* _WHAT IS NEEDED_: Reproduce each of the items below word for word, omitting the pictures.

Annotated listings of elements
──────────────────────────────
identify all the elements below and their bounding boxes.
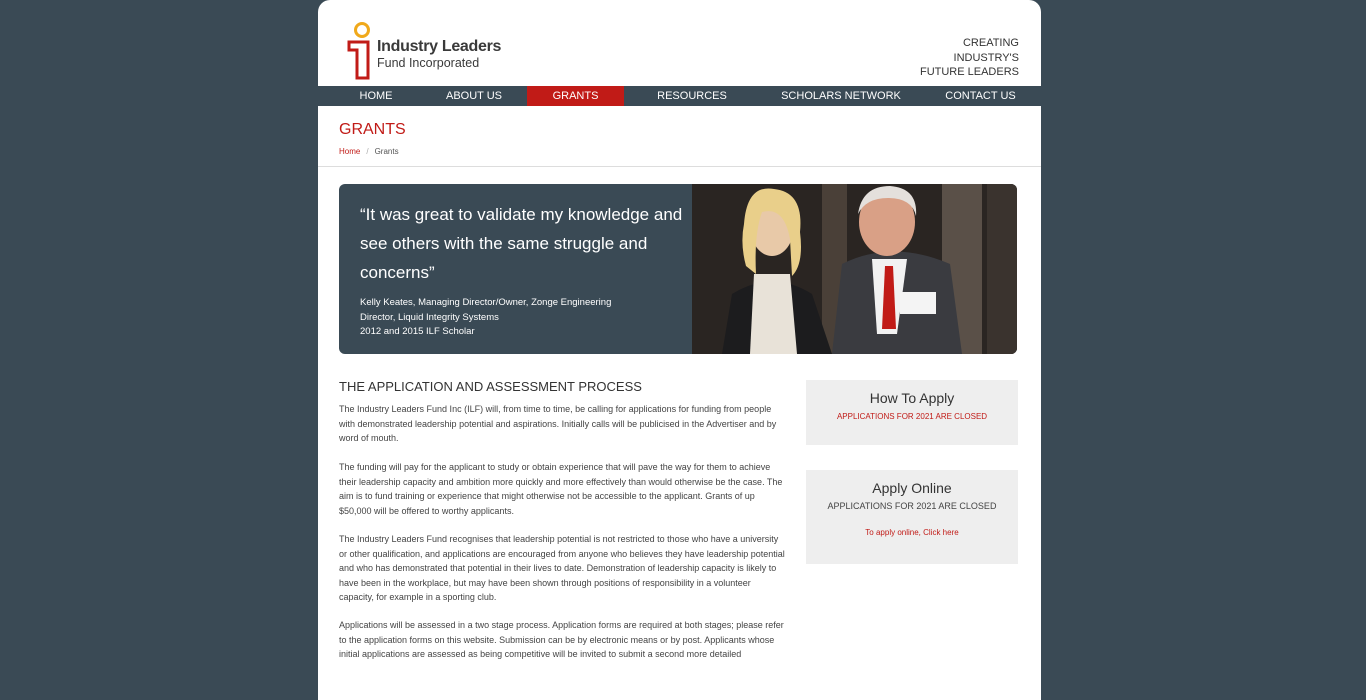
section-heading: THE APPLICATION AND ASSESSMENT PROCESS (339, 379, 642, 394)
tagline-line: FUTURE LEADERS (919, 66, 1019, 78)
logo-name-line1: Industry Leaders (377, 38, 502, 55)
how-to-apply-box: How To Apply APPLICATIONS FOR 2021 ARE C… (806, 380, 1018, 445)
site-header: Industry Leaders Fund Incorporated CREAT… (318, 0, 1041, 86)
attribution-line: Director, Liquid Integrity Systems (360, 311, 499, 323)
how-to-apply-title[interactable]: How To Apply (806, 390, 1018, 406)
attribution-line: 2012 and 2015 ILF Scholar (360, 326, 475, 337)
page-title: GRANTS (339, 121, 406, 138)
attribution-line: Kelly Keates, Managing Director/Owner, Z… (360, 297, 612, 308)
breadcrumb: Home / Grants (339, 147, 399, 156)
body-paragraph: The funding will pay for the applicant t… (339, 462, 783, 516)
apply-online-title[interactable]: Apply Online (806, 480, 1018, 496)
apply-online-status: APPLICATIONS FOR 2021 ARE CLOSED (827, 501, 997, 511)
breadcrumb-separator: / (366, 147, 369, 156)
body-paragraph: Applications will be assessed in a two s… (339, 620, 784, 659)
body-paragraph: The Industry Leaders Fund recognises tha… (339, 534, 785, 602)
apply-online-box: Apply Online APPLICATIONS FOR 2021 ARE C… (806, 470, 1018, 564)
nav-resources[interactable]: RESOURCES ETC. (645, 86, 739, 122)
logo-text: Industry Leaders Fund Incorporated (377, 38, 501, 71)
apply-online-link[interactable]: To apply online, Click here (806, 528, 1018, 537)
nav-home[interactable]: HOME (347, 86, 405, 106)
testimonial-banner: “It was great to validate my knowledge a… (339, 184, 1017, 354)
testimonial-quote: “It was great to validate my knowledge a… (360, 205, 683, 282)
nav-scholars-network[interactable]: SCHOLARS NETWORK (781, 86, 901, 106)
logo-mark-icon (347, 22, 370, 80)
tagline-line: CREATING (962, 37, 1019, 49)
body-paragraph: The Industry Leaders Fund Inc (ILF) will… (339, 404, 777, 443)
breadcrumb-current: Grants (374, 147, 399, 156)
header-divider (318, 166, 1041, 167)
how-to-apply-status: APPLICATIONS FOR 2021 ARE CLOSED (836, 412, 988, 421)
testimonial-photo (692, 184, 1017, 354)
testimonial-attribution: Kelly Keates, Managing Director/Owner, Z… (360, 296, 611, 340)
nav-grants[interactable]: GRANTS (527, 86, 624, 106)
tagline-line: INDUSTRY'S (953, 51, 1019, 64)
logo-name-line2: Fund Incorporated (377, 56, 480, 70)
page-container: Industry Leaders Fund Incorporated CREAT… (318, 0, 1041, 700)
site-logo[interactable]: Industry Leaders Fund Incorporated (342, 20, 512, 82)
site-tagline: CREATING INDUSTRY'S FUTURE LEADERS (920, 36, 1019, 80)
nav-contact-us[interactable]: CONTACT US (942, 86, 1019, 106)
main-nav: HOME ABOUT US GRANTS RESOURCES ETC. SCHO… (318, 86, 1041, 122)
breadcrumb-home-link[interactable]: Home (339, 147, 360, 156)
nav-about-us[interactable]: ABOUT US (439, 86, 509, 106)
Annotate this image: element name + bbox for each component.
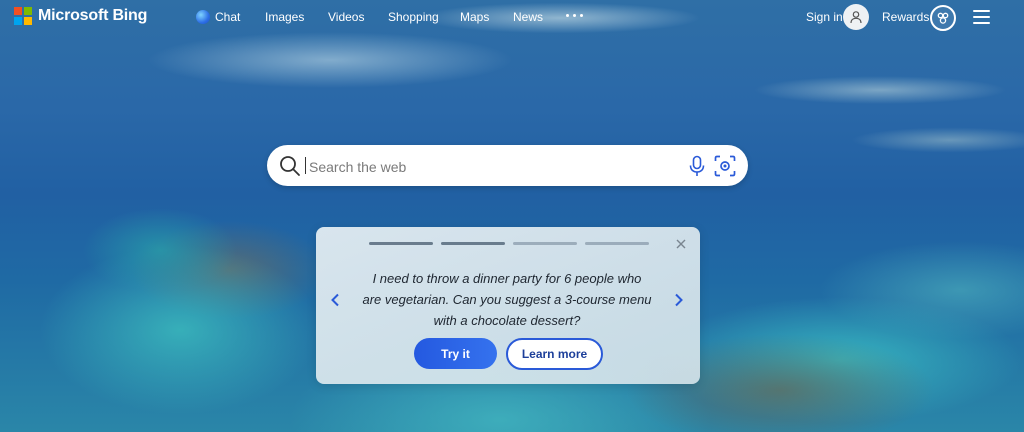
progress-segment [513,242,577,245]
progress-segment [369,242,433,245]
avatar[interactable] [843,4,869,30]
nav-item-videos[interactable]: Videos [328,10,364,24]
more-dots-icon[interactable] [566,14,583,17]
rewards-link[interactable]: Rewards [882,10,929,24]
nav-item-label: Images [265,10,305,24]
try-it-button[interactable]: Try it [414,338,497,369]
chevron-left-icon[interactable] [330,293,340,307]
brand-name: Microsoft Bing [38,7,148,24]
sign-in-link[interactable]: Sign in [806,10,843,24]
microphone-icon[interactable] [688,155,706,177]
nav-item-label: Videos [328,10,365,24]
suggestion-card: I need to throw a dinner party for 6 peo… [316,227,700,384]
suggestion-prompt[interactable]: I need to throw a dinner party for 6 peo… [362,268,652,331]
nav-item-label: Shopping [388,10,439,24]
nav-item-news[interactable]: News [513,10,543,24]
copilot-icon [196,10,210,24]
progress-segment [585,242,649,245]
hamburger-menu-icon[interactable] [973,10,990,24]
search-icon[interactable] [279,155,301,177]
nav-item-chat[interactable]: Chat [196,10,241,24]
close-icon[interactable] [675,238,687,250]
nav-item-label: News [513,10,544,24]
nav-item-shopping[interactable]: Shopping [388,10,439,24]
bing-logo[interactable]: Microsoft Bing [14,6,147,26]
microsoft-logo-icon [14,7,32,25]
rewards-trophy-icon[interactable] [930,5,956,31]
text-cursor [305,157,306,174]
nav-item-label: Maps [460,10,490,24]
search-input[interactable] [307,153,671,180]
visual-search-icon[interactable] [714,155,736,177]
top-bar: Microsoft Bing Chat Images Videos Shoppi… [0,0,1024,34]
progress-segment [441,242,505,245]
chevron-right-icon[interactable] [674,293,684,307]
nav-item-label: Chat [215,10,241,24]
medal-icon [937,12,949,24]
learn-more-button[interactable]: Learn more [506,338,603,370]
nav-item-maps[interactable]: Maps [460,10,489,24]
nav-item-images[interactable]: Images [265,10,304,24]
user-icon [850,11,862,24]
search-box [267,145,748,186]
──────────────────────────────
* _RESULT FOR THIS EXERCISE_:
identify all the elements below and their bounding boxes.
section-heading: THE APPLICATION AND ASSESSMENT PROCESS (339, 379, 642, 394)
tagline-line: FUTURE LEADERS (919, 66, 1019, 78)
logo-name-line1: Industry Leaders (377, 38, 502, 55)
how-to-apply-box: How To Apply APPLICATIONS FOR 2021 ARE C… (806, 380, 1018, 445)
site-header: Industry Leaders Fund Incorporated CREAT… (318, 0, 1041, 86)
attribution-line: Director, Liquid Integrity Systems (360, 311, 499, 323)
how-to-apply-title[interactable]: How To Apply (806, 390, 1018, 406)
attribution-line: 2012 and 2015 ILF Scholar (360, 326, 475, 337)
page-title: GRANTS (339, 121, 406, 138)
attribution-line: Kelly Keates, Managing Director/Owner, Z… (360, 297, 612, 308)
breadcrumb: Home / Grants (339, 147, 399, 156)
body-paragraph: The funding will pay for the applicant t… (339, 462, 783, 516)
apply-online-title[interactable]: Apply Online (806, 480, 1018, 496)
apply-online-status: APPLICATIONS FOR 2021 ARE CLOSED (827, 501, 997, 511)
breadcrumb-separator: / (366, 147, 369, 156)
body-paragraph: Applications will be assessed in a two s… (339, 620, 784, 659)
body-paragraph: The Industry Leaders Fund recognises tha… (339, 534, 785, 602)
apply-online-box: Apply Online APPLICATIONS FOR 2021 ARE C… (806, 470, 1018, 564)
nav-resources[interactable]: RESOURCES ETC. (645, 86, 739, 122)
logo-text: Industry Leaders Fund Incorporated (377, 38, 501, 71)
apply-online-link[interactable]: To apply online, Click here (806, 528, 1018, 537)
nav-home[interactable]: HOME (347, 86, 405, 106)
testimonial-banner: “It was great to validate my knowledge a… (339, 184, 1017, 354)
testimonial-quote: “It was great to validate my knowledge a… (360, 205, 683, 282)
nav-scholars-network[interactable]: SCHOLARS NETWORK (781, 86, 901, 106)
logo-mark-icon (347, 22, 370, 80)
tagline-line: CREATING (962, 37, 1019, 49)
body-paragraph: The Industry Leaders Fund Inc (ILF) will… (339, 404, 777, 443)
breadcrumb-current: Grants (374, 147, 399, 156)
header-divider (318, 166, 1041, 167)
how-to-apply-status: APPLICATIONS FOR 2021 ARE CLOSED (836, 412, 988, 421)
testimonial-photo (692, 184, 1017, 354)
testimonial-attribution: Kelly Keates, Managing Director/Owner, Z… (360, 296, 611, 340)
nav-grants[interactable]: GRANTS (527, 86, 624, 106)
tagline-line: INDUSTRY'S (953, 51, 1019, 64)
logo-name-line2: Fund Incorporated (377, 56, 480, 70)
page-container: Industry Leaders Fund Incorporated CREAT… (318, 0, 1041, 700)
site-logo[interactable]: Industry Leaders Fund Incorporated (342, 20, 512, 82)
site-tagline: CREATING INDUSTRY'S FUTURE LEADERS (920, 36, 1019, 80)
nav-contact-us[interactable]: CONTACT US (942, 86, 1019, 106)
main-nav: HOME ABOUT US GRANTS RESOURCES ETC. SCHO… (318, 86, 1041, 122)
breadcrumb-home-link[interactable]: Home (339, 147, 360, 156)
nav-about-us[interactable]: ABOUT US (439, 86, 509, 106)
Annotate this image: element name + bbox for each component.
progress-segment [513,242,577,245]
progress-segment [369,242,433,245]
avatar[interactable] [843,4,869,30]
nav-item-videos[interactable]: Videos [328,10,364,24]
more-dots-icon[interactable] [566,14,583,17]
rewards-link[interactable]: Rewards [882,10,929,24]
nav-item-label: Images [265,10,305,24]
try-it-button[interactable]: Try it [414,338,497,369]
chevron-left-icon[interactable] [330,293,340,307]
brand-name: Microsoft Bing [38,7,148,24]
sign-in-link[interactable]: Sign in [806,10,843,24]
microphone-icon[interactable] [688,155,706,177]
nav-item-label: Videos [328,10,365,24]
suggestion-card: I need to throw a dinner party for 6 peo… [316,227,700,384]
suggestion-prompt[interactable]: I need to throw a dinner party for 6 peo… [362,268,652,331]
nav-item-label: Shopping [388,10,439,24]
nav-item-news[interactable]: News [513,10,543,24]
copilot-icon [196,10,210,24]
progress-segment [585,242,649,245]
hamburger-menu-icon[interactable] [973,10,990,24]
search-icon[interactable] [279,155,301,177]
nav-item-chat[interactable]: Chat [196,10,241,24]
close-icon[interactable] [675,238,687,250]
nav-item-label: News [513,10,544,24]
nav-item-shopping[interactable]: Shopping [388,10,439,24]
bing-logo[interactable]: Microsoft Bing [14,6,147,26]
microsoft-logo-icon [14,7,32,25]
rewards-trophy-icon[interactable] [930,5,956,31]
text-cursor [305,157,306,174]
nav-item-label: Maps [460,10,490,24]
search-input[interactable] [307,153,671,180]
visual-search-icon[interactable] [714,155,736,177]
top-bar: Microsoft Bing Chat Images Videos Shoppi… [0,0,1024,34]
progress-segment [441,242,505,245]
chevron-right-icon[interactable] [674,293,684,307]
nav-item-label: Chat [215,10,241,24]
medal-icon [937,12,949,24]
learn-more-button[interactable]: Learn more [506,338,603,370]
nav-item-maps[interactable]: Maps [460,10,489,24]
nav-item-images[interactable]: Images [265,10,304,24]
user-icon [850,11,862,24]
search-box [267,145,748,186]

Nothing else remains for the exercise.